» **DATA SUPPLIED**:
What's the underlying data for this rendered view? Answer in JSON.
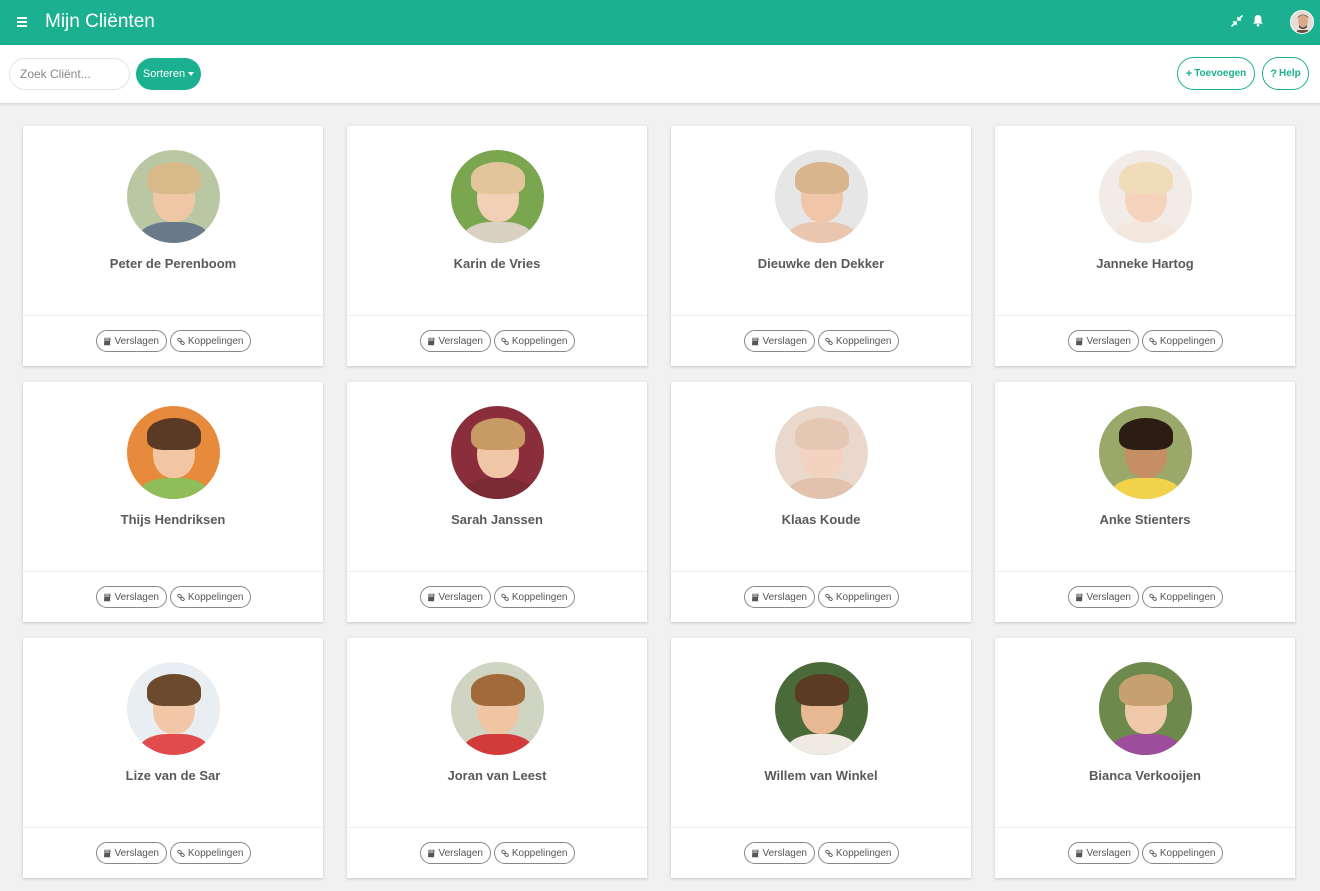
{
  "app": {
    "title": "Mijn Cliënten"
  },
  "icons": {
    "menu": "menu-icon",
    "compress": "compress-icon",
    "bell": "bell-icon",
    "user": "user-avatar"
  },
  "toolbar": {
    "search_placeholder": "Zoek Cliënt...",
    "sort_label": "Sorteren",
    "add_label": "Toevoegen",
    "help_label": "Help"
  },
  "colors": {
    "accent": "#1bb08f",
    "background": "#f1f1f1",
    "card": "#ffffff",
    "text": "#5a5a5a"
  },
  "card_actions": {
    "reports": "Verslagen",
    "links": "Koppelingen"
  },
  "clients": [
    {
      "name": "Peter de Perenboom",
      "photo": {
        "bg": "#b9c8a2",
        "skin": "#f0c7a4",
        "hair": "#d8b98a",
        "shirt": "#6a7a8a"
      }
    },
    {
      "name": "Karin de Vries",
      "photo": {
        "bg": "#7aa64f",
        "skin": "#f2cfb5",
        "hair": "#e2c59a",
        "shirt": "#d9d2c3"
      }
    },
    {
      "name": "Dieuwke den Dekker",
      "photo": {
        "bg": "#e6e6e6",
        "skin": "#f1c6a8",
        "hair": "#d9b58e",
        "shirt": "#e9c6ad"
      }
    },
    {
      "name": "Janneke Hartog",
      "photo": {
        "bg": "#f1ece8",
        "skin": "#f6d3bd",
        "hair": "#f0dcb8",
        "shirt": "#f3e6dc"
      }
    },
    {
      "name": "Thijs Hendriksen",
      "photo": {
        "bg": "#e88a3c",
        "skin": "#f2c6a2",
        "hair": "#5a3a24",
        "shirt": "#8fbd5a"
      }
    },
    {
      "name": "Sarah Janssen",
      "photo": {
        "bg": "#8a2e3c",
        "skin": "#f0c7a6",
        "hair": "#c89a64",
        "shirt": "#7a2b34"
      }
    },
    {
      "name": "Klaas Koude",
      "photo": {
        "bg": "#ead8cc",
        "skin": "#f4d2c0",
        "hair": "#e5c8b4",
        "shirt": "#e2c2ad"
      }
    },
    {
      "name": "Anke Stienters",
      "photo": {
        "bg": "#9aa86a",
        "skin": "#c58e64",
        "hair": "#2c1d14",
        "shirt": "#f2d24a"
      }
    },
    {
      "name": "Lize van de Sar",
      "photo": {
        "bg": "#e9eef2",
        "skin": "#f2c7a8",
        "hair": "#6b4a2e",
        "shirt": "#e24b4b"
      }
    },
    {
      "name": "Joran van Leest",
      "photo": {
        "bg": "#cfd4c3",
        "skin": "#f0c5a2",
        "hair": "#a06a3a",
        "shirt": "#d33a3a"
      }
    },
    {
      "name": "Willem van Winkel",
      "photo": {
        "bg": "#4b6a3a",
        "skin": "#e7b892",
        "hair": "#5b3b22",
        "shirt": "#efeae2"
      }
    },
    {
      "name": "Bianca Verkooijen",
      "photo": {
        "bg": "#6d8a4c",
        "skin": "#f0c8aa",
        "hair": "#c6a071",
        "shirt": "#9d4d9c"
      }
    }
  ]
}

» **PROBLEM TO WORK ON**: State the count of lines above containing the string "name", and add nothing to it.

» **WORKED SOLUTION**: 12